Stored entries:
[start]

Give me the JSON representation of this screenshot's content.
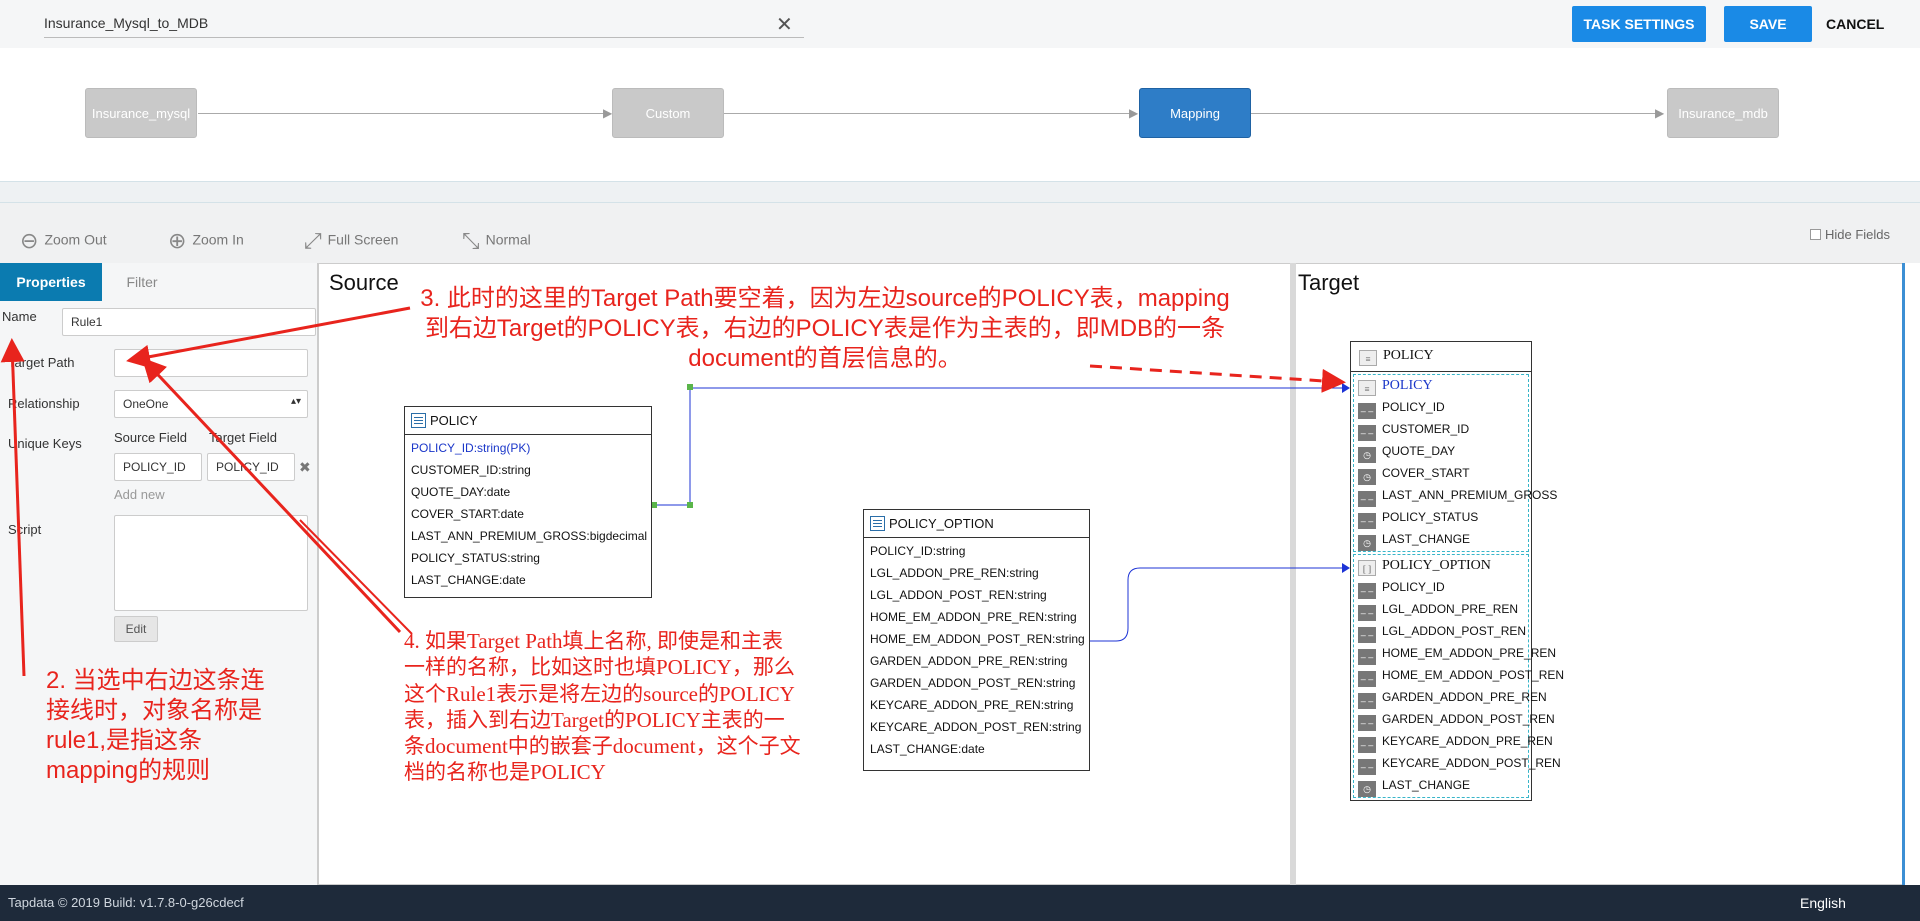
{
  "topbar": {
    "task_name": "Insurance_Mysql_to_MDB",
    "task_settings_label": "TASK SETTINGS",
    "save_label": "SAVE",
    "cancel_label": "CANCEL"
  },
  "flow": {
    "nodes": [
      {
        "label": "Insurance_mysql",
        "active": false
      },
      {
        "label": "Custom",
        "active": false
      },
      {
        "label": "Mapping",
        "active": true
      },
      {
        "label": "Insurance_mdb",
        "active": false
      }
    ]
  },
  "toolbar": {
    "zoom_out": "Zoom Out",
    "zoom_in": "Zoom In",
    "full_screen": "Full Screen",
    "normal": "Normal",
    "hide_fields": "Hide Fields"
  },
  "properties": {
    "tabs": [
      "Properties",
      "Filter"
    ],
    "name_label": "Name",
    "name_value": "Rule1",
    "target_path_label": "Target Path",
    "target_path_value": "",
    "relationship_label": "Relationship",
    "relationship_value": "OneOne",
    "unique_keys_label": "Unique Keys",
    "source_field_label": "Source Field",
    "target_field_label": "Target Field",
    "source_field_value": "POLICY_ID",
    "target_field_value": "POLICY_ID",
    "add_new": "Add new",
    "script_label": "Script",
    "edit_label": "Edit"
  },
  "canvas": {
    "source_title": "Source",
    "target_title": "Target",
    "source_tables": [
      {
        "name": "POLICY",
        "fields": [
          "POLICY_ID:string(PK)",
          "CUSTOMER_ID:string",
          "QUOTE_DAY:date",
          "COVER_START:date",
          "LAST_ANN_PREMIUM_GROSS:bigdecimal",
          "POLICY_STATUS:string",
          "LAST_CHANGE:date"
        ]
      },
      {
        "name": "POLICY_OPTION",
        "fields": [
          "POLICY_ID:string",
          "LGL_ADDON_PRE_REN:string",
          "LGL_ADDON_POST_REN:string",
          "HOME_EM_ADDON_PRE_REN:string",
          "HOME_EM_ADDON_POST_REN:string",
          "GARDEN_ADDON_PRE_REN:string",
          "GARDEN_ADDON_POST_REN:string",
          "KEYCARE_ADDON_PRE_REN:string",
          "KEYCARE_ADDON_POST_REN:string",
          "LAST_CHANGE:date"
        ]
      }
    ],
    "target": {
      "name": "POLICY",
      "groups": [
        {
          "name": "POLICY",
          "items": [
            "POLICY_ID",
            "CUSTOMER_ID",
            "QUOTE_DAY",
            "COVER_START",
            "LAST_ANN_PREMIUM_GROSS",
            "POLICY_STATUS",
            "LAST_CHANGE"
          ]
        },
        {
          "name": "POLICY_OPTION",
          "items": [
            "POLICY_ID",
            "LGL_ADDON_PRE_REN",
            "LGL_ADDON_POST_REN",
            "HOME_EM_ADDON_PRE_REN",
            "HOME_EM_ADDON_POST_REN",
            "GARDEN_ADDON_PRE_REN",
            "GARDEN_ADDON_POST_REN",
            "KEYCARE_ADDON_PRE_REN",
            "KEYCARE_ADDON_POST_REN",
            "LAST_CHANGE"
          ]
        }
      ]
    }
  },
  "annotations": {
    "note2": "2. 当选中右边这条连接线时，对象名称是rule1,是指这条mapping的规则",
    "note3": "3. 此时的这里的Target Path要空着，因为左边source的POLICY表，mapping到右边Target的POLICY表，右边的POLICY表是作为主表的，即MDB的一条document的首层信息的。",
    "note4": "4. 如果Target Path填上名称, 即使是和主表一样的名称，比如这时也填POLICY，那么这个Rule1表示是将左边的source的POLICY表，插入到右边Target的POLICY主表的一条document中的嵌套子document，这个子文档的名称也是POLICY"
  },
  "footer": {
    "copyright": "Tapdata © 2019 Build: v1.7.8-0-g26cdecf",
    "language": "English"
  },
  "colors": {
    "primary": "#1a8ae6",
    "tab_active": "#0b7bb0",
    "node_active": "#2e7dc7",
    "annotation": "#e8241d",
    "link_line": "#1c33d6"
  }
}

[end]

## Problem:
Reproduce the entries above word for word. Pictures stay out.

## Output:
Give me the JSON representation of this screenshot's content.
{
  "topbar": {
    "task_name": "Insurance_Mysql_to_MDB",
    "task_settings_label": "TASK SETTINGS",
    "save_label": "SAVE",
    "cancel_label": "CANCEL"
  },
  "flow": {
    "nodes": [
      {
        "label": "Insurance_mysql",
        "active": false
      },
      {
        "label": "Custom",
        "active": false
      },
      {
        "label": "Mapping",
        "active": true
      },
      {
        "label": "Insurance_mdb",
        "active": false
      }
    ]
  },
  "toolbar": {
    "zoom_out": "Zoom Out",
    "zoom_in": "Zoom In",
    "full_screen": "Full Screen",
    "normal": "Normal",
    "hide_fields": "Hide Fields"
  },
  "properties": {
    "tabs": [
      "Properties",
      "Filter"
    ],
    "name_label": "Name",
    "name_value": "Rule1",
    "target_path_label": "Target Path",
    "target_path_value": "",
    "relationship_label": "Relationship",
    "relationship_value": "OneOne",
    "unique_keys_label": "Unique Keys",
    "source_field_label": "Source Field",
    "target_field_label": "Target Field",
    "source_field_value": "POLICY_ID",
    "target_field_value": "POLICY_ID",
    "add_new": "Add new",
    "script_label": "Script",
    "edit_label": "Edit"
  },
  "canvas": {
    "source_title": "Source",
    "target_title": "Target",
    "source_tables": [
      {
        "name": "POLICY",
        "fields": [
          "POLICY_ID:string(PK)",
          "CUSTOMER_ID:string",
          "QUOTE_DAY:date",
          "COVER_START:date",
          "LAST_ANN_PREMIUM_GROSS:bigdecimal",
          "POLICY_STATUS:string",
          "LAST_CHANGE:date"
        ]
      },
      {
        "name": "POLICY_OPTION",
        "fields": [
          "POLICY_ID:string",
          "LGL_ADDON_PRE_REN:string",
          "LGL_ADDON_POST_REN:string",
          "HOME_EM_ADDON_PRE_REN:string",
          "HOME_EM_ADDON_POST_REN:string",
          "GARDEN_ADDON_PRE_REN:string",
          "GARDEN_ADDON_POST_REN:string",
          "KEYCARE_ADDON_PRE_REN:string",
          "KEYCARE_ADDON_POST_REN:string",
          "LAST_CHANGE:date"
        ]
      }
    ],
    "target": {
      "name": "POLICY",
      "groups": [
        {
          "name": "POLICY",
          "items": [
            "POLICY_ID",
            "CUSTOMER_ID",
            "QUOTE_DAY",
            "COVER_START",
            "LAST_ANN_PREMIUM_GROSS",
            "POLICY_STATUS",
            "LAST_CHANGE"
          ]
        },
        {
          "name": "POLICY_OPTION",
          "items": [
            "POLICY_ID",
            "LGL_ADDON_PRE_REN",
            "LGL_ADDON_POST_REN",
            "HOME_EM_ADDON_PRE_REN",
            "HOME_EM_ADDON_POST_REN",
            "GARDEN_ADDON_PRE_REN",
            "GARDEN_ADDON_POST_REN",
            "KEYCARE_ADDON_PRE_REN",
            "KEYCARE_ADDON_POST_REN",
            "LAST_CHANGE"
          ]
        }
      ]
    }
  },
  "annotations": {
    "note2": "2. 当选中右边这条连接线时，对象名称是rule1,是指这条mapping的规则",
    "note3": "3. 此时的这里的Target Path要空着，因为左边source的POLICY表，mapping到右边Target的POLICY表，右边的POLICY表是作为主表的，即MDB的一条document的首层信息的。",
    "note4": "4. 如果Target Path填上名称, 即使是和主表一样的名称，比如这时也填POLICY，那么这个Rule1表示是将左边的source的POLICY表，插入到右边Target的POLICY主表的一条document中的嵌套子document，这个子文档的名称也是POLICY"
  },
  "footer": {
    "copyright": "Tapdata © 2019 Build: v1.7.8-0-g26cdecf",
    "language": "English"
  },
  "colors": {
    "primary": "#1a8ae6",
    "tab_active": "#0b7bb0",
    "node_active": "#2e7dc7",
    "annotation": "#e8241d",
    "link_line": "#1c33d6"
  }
}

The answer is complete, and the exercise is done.